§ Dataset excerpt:

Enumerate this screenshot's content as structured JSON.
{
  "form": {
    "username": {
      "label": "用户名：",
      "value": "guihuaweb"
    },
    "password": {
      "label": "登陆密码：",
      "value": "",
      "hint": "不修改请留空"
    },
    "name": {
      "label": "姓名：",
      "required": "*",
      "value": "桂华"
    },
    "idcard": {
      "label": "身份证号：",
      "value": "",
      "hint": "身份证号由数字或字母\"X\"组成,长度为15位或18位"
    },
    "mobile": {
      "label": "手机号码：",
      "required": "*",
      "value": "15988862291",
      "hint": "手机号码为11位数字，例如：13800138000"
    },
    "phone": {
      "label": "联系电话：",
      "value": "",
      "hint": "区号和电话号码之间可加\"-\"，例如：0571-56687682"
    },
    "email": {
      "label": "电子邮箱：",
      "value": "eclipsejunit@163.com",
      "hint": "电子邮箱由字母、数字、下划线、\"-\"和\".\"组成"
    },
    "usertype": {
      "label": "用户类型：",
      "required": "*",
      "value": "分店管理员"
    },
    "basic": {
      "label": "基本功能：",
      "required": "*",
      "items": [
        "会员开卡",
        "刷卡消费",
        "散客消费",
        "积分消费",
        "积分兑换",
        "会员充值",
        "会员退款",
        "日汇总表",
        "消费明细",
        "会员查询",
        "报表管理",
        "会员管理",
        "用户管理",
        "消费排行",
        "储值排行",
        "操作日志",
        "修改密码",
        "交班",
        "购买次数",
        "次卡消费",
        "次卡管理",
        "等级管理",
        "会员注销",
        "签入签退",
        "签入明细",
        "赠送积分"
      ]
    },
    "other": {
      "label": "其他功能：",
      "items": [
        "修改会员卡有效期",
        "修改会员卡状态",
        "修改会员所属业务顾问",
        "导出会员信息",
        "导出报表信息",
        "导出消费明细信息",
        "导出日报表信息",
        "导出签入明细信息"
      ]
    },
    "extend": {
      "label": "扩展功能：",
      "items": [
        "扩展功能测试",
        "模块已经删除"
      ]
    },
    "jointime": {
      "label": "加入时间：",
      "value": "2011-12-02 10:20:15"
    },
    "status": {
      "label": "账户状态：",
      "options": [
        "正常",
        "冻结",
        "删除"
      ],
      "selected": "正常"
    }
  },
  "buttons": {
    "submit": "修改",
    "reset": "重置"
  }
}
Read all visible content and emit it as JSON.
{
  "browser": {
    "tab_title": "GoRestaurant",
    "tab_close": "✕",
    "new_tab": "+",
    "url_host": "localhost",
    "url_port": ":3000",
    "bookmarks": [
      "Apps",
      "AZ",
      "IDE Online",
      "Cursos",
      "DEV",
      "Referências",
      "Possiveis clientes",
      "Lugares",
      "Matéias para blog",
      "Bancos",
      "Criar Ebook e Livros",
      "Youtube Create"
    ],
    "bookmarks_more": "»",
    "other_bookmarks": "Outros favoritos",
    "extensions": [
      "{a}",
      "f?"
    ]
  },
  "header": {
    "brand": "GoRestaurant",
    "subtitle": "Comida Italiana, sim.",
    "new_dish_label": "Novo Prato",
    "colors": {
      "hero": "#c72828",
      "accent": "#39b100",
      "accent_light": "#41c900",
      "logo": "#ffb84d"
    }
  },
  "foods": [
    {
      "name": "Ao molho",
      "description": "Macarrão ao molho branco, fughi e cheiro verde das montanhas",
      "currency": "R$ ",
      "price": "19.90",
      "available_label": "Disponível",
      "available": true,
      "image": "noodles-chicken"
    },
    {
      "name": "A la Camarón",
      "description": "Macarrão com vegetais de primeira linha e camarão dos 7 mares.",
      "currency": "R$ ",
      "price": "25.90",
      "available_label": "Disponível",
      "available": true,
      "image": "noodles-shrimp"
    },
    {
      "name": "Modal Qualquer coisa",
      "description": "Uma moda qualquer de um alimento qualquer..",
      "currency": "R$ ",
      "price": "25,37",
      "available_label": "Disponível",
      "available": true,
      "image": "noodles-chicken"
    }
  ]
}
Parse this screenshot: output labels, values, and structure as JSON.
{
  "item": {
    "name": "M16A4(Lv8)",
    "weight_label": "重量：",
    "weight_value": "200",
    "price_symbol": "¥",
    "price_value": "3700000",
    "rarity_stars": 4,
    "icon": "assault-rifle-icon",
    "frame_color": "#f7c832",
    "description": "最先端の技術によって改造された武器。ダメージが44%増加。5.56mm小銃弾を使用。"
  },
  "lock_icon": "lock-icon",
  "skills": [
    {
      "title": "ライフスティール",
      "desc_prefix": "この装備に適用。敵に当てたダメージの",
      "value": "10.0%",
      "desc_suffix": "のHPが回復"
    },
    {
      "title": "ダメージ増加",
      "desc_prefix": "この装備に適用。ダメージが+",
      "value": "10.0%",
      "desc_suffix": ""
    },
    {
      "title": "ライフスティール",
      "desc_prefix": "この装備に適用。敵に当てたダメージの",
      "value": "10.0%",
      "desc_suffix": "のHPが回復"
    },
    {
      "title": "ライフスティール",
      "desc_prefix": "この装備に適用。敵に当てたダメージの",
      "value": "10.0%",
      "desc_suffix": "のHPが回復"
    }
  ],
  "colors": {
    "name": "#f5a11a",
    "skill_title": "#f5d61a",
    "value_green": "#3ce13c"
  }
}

§ EXERCISE DETAILS: Each line that holds the word "GoRestaurant" should be extracted from the records.

§ SOLUTION TO THE PROBLEM:
    "tab_title": "GoRestaurant",
    "brand": "GoRestaurant",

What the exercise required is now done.